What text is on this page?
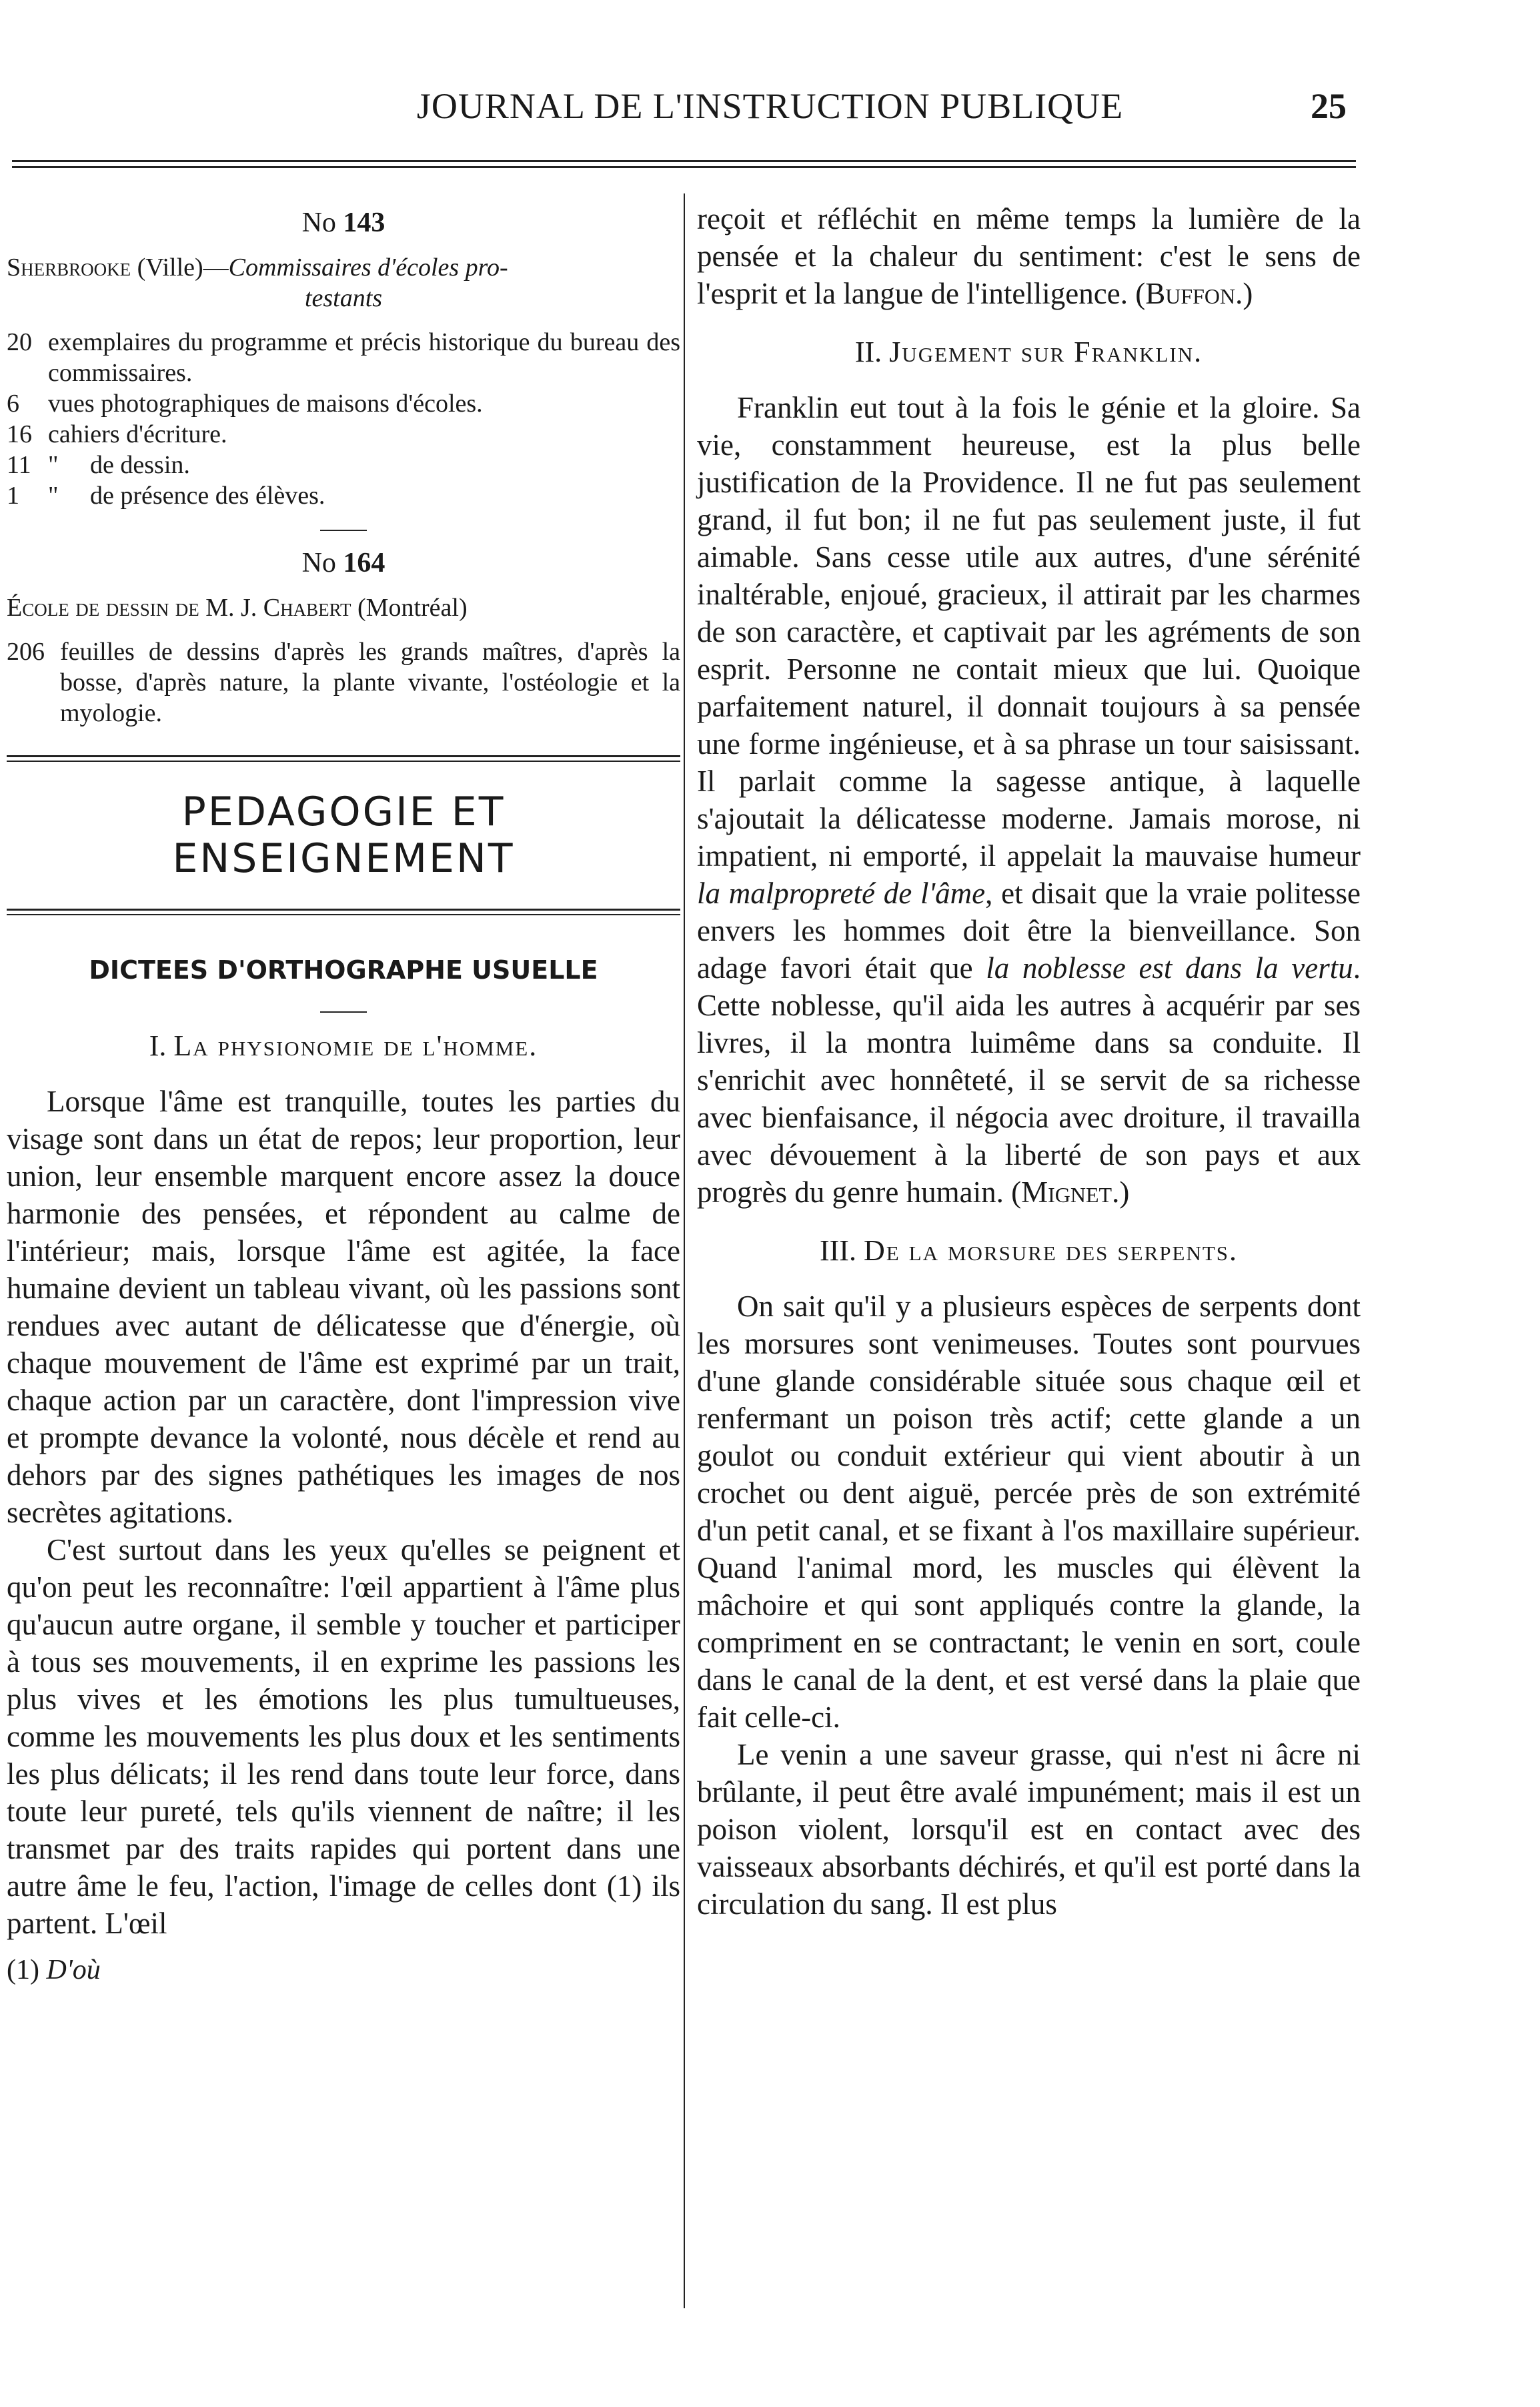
JOURNAL DE L'INSTRUCTION PUBLIQUE	25
No 143

Sherbrooke (Ville)—Commissaires d'écoles pro-
testants

20 exemplaires du programme et précis historique du bureau des commissaires.
6	vues photographiques de maisons d'écoles.
16 cahiers d'écriture.
11 "     de dessin.
1	"     de présence des élèves.
No 164

École de dessin de M. J. Chabert (Montréal)

206 feuilles de dessins d'après les grands maîtres, d'après la bosse, d'après nature, la plante vivante, l'ostéologie et la myologie.
PEDAGOGIE ET ENSEIGNEMENT
DICTEES D'ORTHOGRAPHE USUELLE
I. La physionomie de l'homme.

Lorsque l'âme est tranquille, toutes les parties du visage sont dans un état de repos; leur proportion, leur union, leur ensemble marquent encore assez la douce harmonie des pensées, et répondent au calme de l'intérieur; mais, lorsque l'âme est agitée, la face humaine devient un tableau vivant, où les passions sont rendues avec autant de délicatesse que d'énergie, où chaque mouvement de l'âme est exprimé par un trait, chaque action par un caractère, dont l'impression vive et prompte devance la volonté, nous décèle et rend au dehors par des signes pathétiques les images de nos secrètes agitations.

C'est surtout dans les yeux qu'elles se peignent et qu'on peut les reconnaître: l'œil appartient à l'âme plus qu'aucun autre organe, il semble y toucher et participer à tous ses mouvements, il en exprime les passions les plus vives et les émotions les plus tumultueuses, comme les mouvements les plus doux et les sentiments les plus délicats; il les rend dans toute leur force, dans toute leur pureté, tels qu'ils viennent de naître; il les transmet par des traits rapides qui portent dans une autre âme le feu, l'action, l'image de celles dont (1) ils partent. L'œil

(1) D'où

reçoit et réfléchit en même temps la lumière de la pensée et la chaleur du sentiment: c'est le sens de l'esprit et la langue de l'intelligence. (Buffon.)

II. Jugement sur Franklin.

Franklin eut tout à la fois le génie et la gloire. Sa vie, constamment heureuse, est la plus belle justification de la Providence. Il ne fut pas seulement grand, il fut bon; il ne fut pas seulement juste, il fut aimable. Sans cesse utile aux autres, d'une sérénité inaltérable, enjoué, gracieux, il attirait par les charmes de son caractère, et captivait par les agréments de son esprit. Personne ne contait mieux que lui. Quoique parfaitement naturel, il donnait toujours à sa pensée une forme ingénieuse, et à sa phrase un tour saisissant. Il parlait comme la sagesse antique, à laquelle s'ajoutait la délicatesse moderne. Jamais morose, ni impatient, ni emporté, il appelait la mauvaise humeur la malpropreté de l'âme, et disait que la vraie politesse envers les hommes doit être la bienveillance. Son adage favori était que la noblesse est dans la vertu. Cette noblesse, qu'il aida les autres à acquérir par ses livres, il la montra luimême dans sa conduite. Il s'enrichit avec honnêteté, il se servit de sa richesse avec bienfaisance, il négocia avec droiture, il travailla avec dévouement à la liberté de son pays et aux progrès du genre humain. (Mignet.)

III. De la morsure des serpents.

On sait qu'il y a plusieurs espèces de serpents dont les morsures sont venimeuses. Toutes sont pourvues d'une glande considérable située sous chaque œil et renfermant un poison très actif; cette glande a un goulot ou conduit extérieur qui vient aboutir à un crochet ou dent aiguë, percée près de son extrémité d'un petit canal, et se fixant à l'os maxillaire supérieur. Quand l'animal mord, les muscles qui élèvent la mâchoire et qui sont appliqués contre la glande, la compriment en se contractant; le venin en sort, coule dans le canal de la dent, et est versé dans la plaie que fait celle-ci.

Le venin a une saveur grasse, qui n'est ni âcre ni brûlante, il peut être avalé impunément; mais il est un poison violent, lorsqu'il est en contact avec des vaisseaux absorbants déchirés, et qu'il est porté dans la circulation du sang. Il est plus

○ ○ ○ ○ ○ ○ ○

▶ TASK OBJECTIVE
Your task is to repeat the data above exactly while excluding the pictures.

▶ CORRECT RESPONSE
What text is on this page?
JOURNAL DE L'INSTRUCTION PUBLIQUE	25
No 143

Sherbrooke (Ville)—Commissaires d'écoles pro-
testants

20 exemplaires du programme et précis historique du bureau des commissaires.
6	vues photographiques de maisons d'écoles.
16 cahiers d'écriture.
11 "     de dessin.
1	"     de présence des élèves.
No 164

École de dessin de M. J. Chabert (Montréal)

206 feuilles de dessins d'après les grands maîtres, d'après la bosse, d'après nature, la plante vivante, l'ostéologie et la myologie.
PEDAGOGIE ET ENSEIGNEMENT
DICTEES D'ORTHOGRAPHE USUELLE
I. La physionomie de l'homme.

Lorsque l'âme est tranquille, toutes les parties du visage sont dans un état de repos; leur proportion, leur union, leur ensemble marquent encore assez la douce harmonie des pensées, et répondent au calme de l'intérieur; mais, lorsque l'âme est agitée, la face humaine devient un tableau vivant, où les passions sont rendues avec autant de délicatesse que d'énergie, où chaque mouvement de l'âme est exprimé par un trait, chaque action par un caractère, dont l'impression vive et prompte devance la volonté, nous décèle et rend au dehors par des signes pathétiques les images de nos secrètes agitations.

C'est surtout dans les yeux qu'elles se peignent et qu'on peut les reconnaître: l'œil appartient à l'âme plus qu'aucun autre organe, il semble y toucher et participer à tous ses mouvements, il en exprime les passions les plus vives et les émotions les plus tumultueuses, comme les mouvements les plus doux et les sentiments les plus délicats; il les rend dans toute leur force, dans toute leur pureté, tels qu'ils viennent de naître; il les transmet par des traits rapides qui portent dans une autre âme le feu, l'action, l'image de celles dont (1) ils partent. L'œil

(1) D'où

reçoit et réfléchit en même temps la lumière de la pensée et la chaleur du sentiment: c'est le sens de l'esprit et la langue de l'intelligence. (Buffon.)

II. Jugement sur Franklin.

Franklin eut tout à la fois le génie et la gloire. Sa vie, constamment heureuse, est la plus belle justification de la Providence. Il ne fut pas seulement grand, il fut bon; il ne fut pas seulement juste, il fut aimable. Sans cesse utile aux autres, d'une sérénité inaltérable, enjoué, gracieux, il attirait par les charmes de son caractère, et captivait par les agréments de son esprit. Personne ne contait mieux que lui. Quoique parfaitement naturel, il donnait toujours à sa pensée une forme ingénieuse, et à sa phrase un tour saisissant. Il parlait comme la sagesse antique, à laquelle s'ajoutait la délicatesse moderne. Jamais morose, ni impatient, ni emporté, il appelait la mauvaise humeur la malpropreté de l'âme, et disait que la vraie politesse envers les hommes doit être la bienveillance. Son adage favori était que la noblesse est dans la vertu. Cette noblesse, qu'il aida les autres à acquérir par ses livres, il la montra luimême dans sa conduite. Il s'enrichit avec honnêteté, il se servit de sa richesse avec bienfaisance, il négocia avec droiture, il travailla avec dévouement à la liberté de son pays et aux progrès du genre humain. (Mignet.)

III. De la morsure des serpents.

On sait qu'il y a plusieurs espèces de serpents dont les morsures sont venimeuses. Toutes sont pourvues d'une glande considérable située sous chaque œil et renfermant un poison très actif; cette glande a un goulot ou conduit extérieur qui vient aboutir à un crochet ou dent aiguë, percée près de son extrémité d'un petit canal, et se fixant à l'os maxillaire supérieur. Quand l'animal mord, les muscles qui élèvent la mâchoire et qui sont appliqués contre la glande, la compriment en se contractant; le venin en sort, coule dans le canal de la dent, et est versé dans la plaie que fait celle-ci.

Le venin a une saveur grasse, qui n'est ni âcre ni brûlante, il peut être avalé impunément; mais il est un poison violent, lorsqu'il est en contact avec des vaisseaux absorbants déchirés, et qu'il est porté dans la circulation du sang. Il est plus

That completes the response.